▸ Source document:
--------

Human papilloma virus

Commonly known as HPV

The human papilloma virus (HPV) is a family of more than 100 different strains of viruses. Some strains of HPV cause harmless warts on your hands, legs or feet; others cause genital warts. Of greatest concern are the high-risk strains which can cause certain types of cancer, including cervical cancer. An HPV vaccine is now available which can protect against certain strains of HPV, including the ones most likely to cause cancer.

Key points

  1. There are more than 100 strains of HPV. The strains that cause warts on your hands or legs are harmless and different to the strains that cause genital warts and the ones that can lead to cancer.
  2. About 30 types of HPV put you at risk for cancer and can lead to cancers of the cervix, vulva, vagina, and anus in women, or cancers of the anus and penis in men and throat cancers for both men and women.
  3. Many people are infected with HPV but do not know they are because the do not have any symptoms.

--------

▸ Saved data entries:
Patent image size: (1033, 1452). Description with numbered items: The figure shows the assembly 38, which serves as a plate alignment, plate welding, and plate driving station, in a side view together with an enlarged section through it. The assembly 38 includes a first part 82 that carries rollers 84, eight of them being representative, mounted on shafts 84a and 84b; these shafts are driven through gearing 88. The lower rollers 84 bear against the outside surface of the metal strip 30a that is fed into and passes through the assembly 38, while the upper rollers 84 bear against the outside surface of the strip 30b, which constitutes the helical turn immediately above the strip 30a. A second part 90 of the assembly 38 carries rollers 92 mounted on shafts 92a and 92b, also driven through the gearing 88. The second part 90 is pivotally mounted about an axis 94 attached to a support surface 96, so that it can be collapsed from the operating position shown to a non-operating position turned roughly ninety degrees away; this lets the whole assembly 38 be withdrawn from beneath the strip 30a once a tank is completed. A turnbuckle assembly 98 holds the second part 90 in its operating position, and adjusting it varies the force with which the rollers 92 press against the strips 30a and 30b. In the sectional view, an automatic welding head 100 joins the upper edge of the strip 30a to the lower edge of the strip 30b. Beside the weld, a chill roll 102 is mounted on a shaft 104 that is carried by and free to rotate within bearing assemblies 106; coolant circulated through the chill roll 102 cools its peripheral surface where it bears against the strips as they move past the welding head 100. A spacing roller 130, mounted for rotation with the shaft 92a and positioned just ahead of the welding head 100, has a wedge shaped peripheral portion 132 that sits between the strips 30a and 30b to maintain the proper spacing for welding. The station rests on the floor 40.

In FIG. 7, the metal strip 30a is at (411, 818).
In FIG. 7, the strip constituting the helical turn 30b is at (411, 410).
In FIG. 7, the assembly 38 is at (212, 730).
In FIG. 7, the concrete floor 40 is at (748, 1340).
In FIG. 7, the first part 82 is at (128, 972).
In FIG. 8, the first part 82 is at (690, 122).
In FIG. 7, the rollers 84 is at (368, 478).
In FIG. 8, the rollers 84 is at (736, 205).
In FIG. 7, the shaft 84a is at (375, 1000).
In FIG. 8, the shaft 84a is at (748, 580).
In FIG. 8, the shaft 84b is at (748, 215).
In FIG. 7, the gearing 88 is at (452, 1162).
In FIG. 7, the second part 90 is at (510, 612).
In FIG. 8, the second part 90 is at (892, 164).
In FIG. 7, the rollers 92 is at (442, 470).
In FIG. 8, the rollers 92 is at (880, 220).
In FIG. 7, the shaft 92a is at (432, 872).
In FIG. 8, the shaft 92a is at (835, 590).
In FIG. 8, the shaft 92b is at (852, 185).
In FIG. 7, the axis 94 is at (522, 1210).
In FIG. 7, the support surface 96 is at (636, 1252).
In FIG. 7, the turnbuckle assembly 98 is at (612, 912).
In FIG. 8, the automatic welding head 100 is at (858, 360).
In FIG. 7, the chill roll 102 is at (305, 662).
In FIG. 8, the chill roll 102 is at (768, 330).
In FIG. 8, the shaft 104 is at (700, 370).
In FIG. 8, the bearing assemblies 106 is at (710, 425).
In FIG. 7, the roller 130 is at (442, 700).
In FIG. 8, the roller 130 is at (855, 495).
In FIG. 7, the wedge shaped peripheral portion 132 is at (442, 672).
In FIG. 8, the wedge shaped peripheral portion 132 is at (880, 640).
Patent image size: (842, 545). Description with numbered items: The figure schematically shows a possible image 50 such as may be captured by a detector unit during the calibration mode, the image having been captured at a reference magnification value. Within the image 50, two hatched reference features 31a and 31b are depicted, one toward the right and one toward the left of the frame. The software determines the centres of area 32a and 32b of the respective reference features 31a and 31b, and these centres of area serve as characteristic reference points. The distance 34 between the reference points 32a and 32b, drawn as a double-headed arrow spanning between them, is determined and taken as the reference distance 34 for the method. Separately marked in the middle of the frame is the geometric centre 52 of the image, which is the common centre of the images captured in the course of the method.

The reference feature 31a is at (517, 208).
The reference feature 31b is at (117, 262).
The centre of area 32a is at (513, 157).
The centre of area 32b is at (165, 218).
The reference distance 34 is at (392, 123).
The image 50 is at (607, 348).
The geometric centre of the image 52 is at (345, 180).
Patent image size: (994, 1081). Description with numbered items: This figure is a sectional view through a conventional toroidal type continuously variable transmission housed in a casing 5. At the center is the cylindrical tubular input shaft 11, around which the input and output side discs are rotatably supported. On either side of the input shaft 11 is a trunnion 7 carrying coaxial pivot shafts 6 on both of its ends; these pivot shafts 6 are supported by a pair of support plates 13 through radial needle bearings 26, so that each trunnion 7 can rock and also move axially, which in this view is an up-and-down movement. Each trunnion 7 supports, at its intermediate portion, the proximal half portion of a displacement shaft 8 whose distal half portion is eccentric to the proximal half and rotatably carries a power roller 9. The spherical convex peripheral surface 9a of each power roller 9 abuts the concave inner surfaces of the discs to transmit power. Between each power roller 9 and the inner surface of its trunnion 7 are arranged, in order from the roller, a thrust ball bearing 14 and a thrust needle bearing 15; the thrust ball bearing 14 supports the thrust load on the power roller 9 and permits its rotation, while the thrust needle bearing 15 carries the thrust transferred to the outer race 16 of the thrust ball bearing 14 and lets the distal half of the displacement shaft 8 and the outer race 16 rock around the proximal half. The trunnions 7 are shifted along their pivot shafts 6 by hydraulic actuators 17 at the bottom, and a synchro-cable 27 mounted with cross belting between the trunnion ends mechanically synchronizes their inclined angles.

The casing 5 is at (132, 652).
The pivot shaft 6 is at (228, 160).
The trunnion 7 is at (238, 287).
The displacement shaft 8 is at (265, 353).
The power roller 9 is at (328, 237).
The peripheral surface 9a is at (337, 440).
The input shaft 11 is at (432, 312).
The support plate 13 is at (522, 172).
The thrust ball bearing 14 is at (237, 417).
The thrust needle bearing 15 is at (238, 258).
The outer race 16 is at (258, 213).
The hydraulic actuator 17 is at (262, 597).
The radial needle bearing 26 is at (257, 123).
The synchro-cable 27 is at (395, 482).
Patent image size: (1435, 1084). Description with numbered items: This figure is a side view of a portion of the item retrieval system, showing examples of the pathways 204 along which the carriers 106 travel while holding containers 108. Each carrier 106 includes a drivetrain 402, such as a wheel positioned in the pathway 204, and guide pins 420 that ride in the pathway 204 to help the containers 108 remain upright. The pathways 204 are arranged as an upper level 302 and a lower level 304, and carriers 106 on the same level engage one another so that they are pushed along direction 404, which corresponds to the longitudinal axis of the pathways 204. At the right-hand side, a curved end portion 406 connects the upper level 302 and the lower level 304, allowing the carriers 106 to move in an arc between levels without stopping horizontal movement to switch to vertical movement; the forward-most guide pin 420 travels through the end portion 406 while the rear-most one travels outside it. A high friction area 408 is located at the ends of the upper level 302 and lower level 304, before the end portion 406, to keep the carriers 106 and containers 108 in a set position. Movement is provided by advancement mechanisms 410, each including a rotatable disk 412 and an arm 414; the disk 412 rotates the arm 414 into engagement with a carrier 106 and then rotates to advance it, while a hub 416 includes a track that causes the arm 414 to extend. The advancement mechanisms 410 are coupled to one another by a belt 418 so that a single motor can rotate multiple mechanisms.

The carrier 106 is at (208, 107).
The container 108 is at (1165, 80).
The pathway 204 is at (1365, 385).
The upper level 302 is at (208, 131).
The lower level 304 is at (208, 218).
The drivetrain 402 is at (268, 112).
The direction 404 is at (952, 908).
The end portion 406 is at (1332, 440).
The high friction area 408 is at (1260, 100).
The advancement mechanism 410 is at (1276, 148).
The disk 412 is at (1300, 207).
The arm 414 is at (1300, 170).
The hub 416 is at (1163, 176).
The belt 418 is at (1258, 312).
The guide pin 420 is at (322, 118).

--------

▸ Tasks for this exercise:
**1.** According to the HPV text, how many different strains make up the human papilloma virus family?
**2.** In the HPV text, rewrite the part that opens with the words containing "Commonly known as" and closes with "to cause cancer.", substituting "dangerous" for "high-risk".

▸ Answers by item:
**1.** More than 100 strains.

**2.**
Commonly known as HPV

The human papilloma virus (HPV) is a family of more than 100 different strains of viruses. Some strains of HPV cause harmless warts on your hands, legs or feet; others cause genital warts. Of greatest concern are the dangerous strains which can cause certain types of cancer, including cervical cancer. An HPV vaccine is now available which can protect against certain strains of HPV, including the ones most likely to cause cancer.